**Short exercise:** Copy out the whole listing exactly as written, leaving the pictures behind.

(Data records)
■ ■ ■ ■ ■ ■ ■
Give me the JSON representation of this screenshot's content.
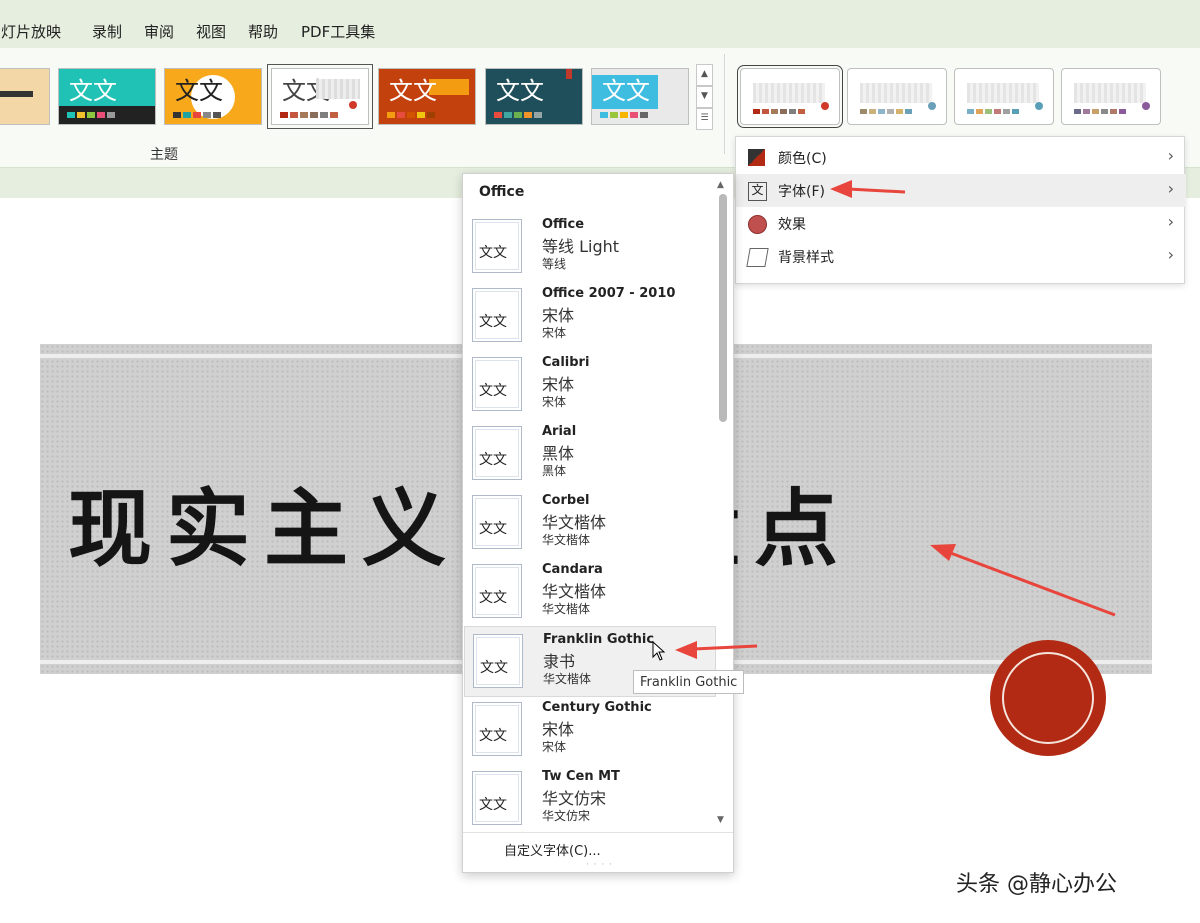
{
  "menu": {
    "items": [
      "幻灯片放映",
      "录制",
      "审阅",
      "视图",
      "帮助",
      "PDF工具集"
    ]
  },
  "themes": {
    "group_label": "主题",
    "preview_glyph": "文文"
  },
  "variant_menu": {
    "items": [
      {
        "label": "颜色(C)",
        "icon": "color-swatch-icon"
      },
      {
        "label": "字体(F)",
        "icon": "font-icon"
      },
      {
        "label": "效果",
        "icon": "effects-icon"
      },
      {
        "label": "背景样式",
        "icon": "background-style-icon"
      }
    ]
  },
  "font_gallery": {
    "header": "Office",
    "items": [
      {
        "name": "Office",
        "major": "等线 Light",
        "minor": "等线"
      },
      {
        "name": "Office 2007 - 2010",
        "major": "宋体",
        "minor": "宋体"
      },
      {
        "name": "Calibri",
        "major": "宋体",
        "minor": "宋体"
      },
      {
        "name": "Arial",
        "major": "黑体",
        "minor": "黑体"
      },
      {
        "name": "Corbel",
        "major": "华文楷体",
        "minor": "华文楷体"
      },
      {
        "name": "Candara",
        "major": "华文楷体",
        "minor": "华文楷体"
      },
      {
        "name": "Franklin Gothic",
        "major": "隶书",
        "minor": "华文楷体"
      },
      {
        "name": "Century Gothic",
        "major": "宋体",
        "minor": "宋体"
      },
      {
        "name": "Tw Cen MT",
        "major": "华文仿宋",
        "minor": "华文仿宋"
      }
    ],
    "preview_glyph": "文文",
    "customize_label": "自定义字体(C)...",
    "tooltip": "Franklin Gothic"
  },
  "slide": {
    "title": "现实主义电影盘点"
  },
  "watermark": "头条 @静心办公",
  "colors": {
    "ribbon_bg": "#e6efdf",
    "arrow_red": "#e8453c",
    "seal_red": "#b22a14"
  }
}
■ ■ ■ ■ ■ ■ ■
**Result for this task:**
Give me the JSON representation of this screenshot's content.
{
  "menu": {
    "items": [
      "幻灯片放映",
      "录制",
      "审阅",
      "视图",
      "帮助",
      "PDF工具集"
    ]
  },
  "themes": {
    "group_label": "主题",
    "preview_glyph": "文文"
  },
  "variant_menu": {
    "items": [
      {
        "label": "颜色(C)",
        "icon": "color-swatch-icon"
      },
      {
        "label": "字体(F)",
        "icon": "font-icon"
      },
      {
        "label": "效果",
        "icon": "effects-icon"
      },
      {
        "label": "背景样式",
        "icon": "background-style-icon"
      }
    ]
  },
  "font_gallery": {
    "header": "Office",
    "items": [
      {
        "name": "Office",
        "major": "等线 Light",
        "minor": "等线"
      },
      {
        "name": "Office 2007 - 2010",
        "major": "宋体",
        "minor": "宋体"
      },
      {
        "name": "Calibri",
        "major": "宋体",
        "minor": "宋体"
      },
      {
        "name": "Arial",
        "major": "黑体",
        "minor": "黑体"
      },
      {
        "name": "Corbel",
        "major": "华文楷体",
        "minor": "华文楷体"
      },
      {
        "name": "Candara",
        "major": "华文楷体",
        "minor": "华文楷体"
      },
      {
        "name": "Franklin Gothic",
        "major": "隶书",
        "minor": "华文楷体"
      },
      {
        "name": "Century Gothic",
        "major": "宋体",
        "minor": "宋体"
      },
      {
        "name": "Tw Cen MT",
        "major": "华文仿宋",
        "minor": "华文仿宋"
      }
    ],
    "preview_glyph": "文文",
    "customize_label": "自定义字体(C)...",
    "tooltip": "Franklin Gothic"
  },
  "slide": {
    "title": "现实主义电影盘点"
  },
  "watermark": "头条 @静心办公",
  "colors": {
    "ribbon_bg": "#e6efdf",
    "arrow_red": "#e8453c",
    "seal_red": "#b22a14"
  }
}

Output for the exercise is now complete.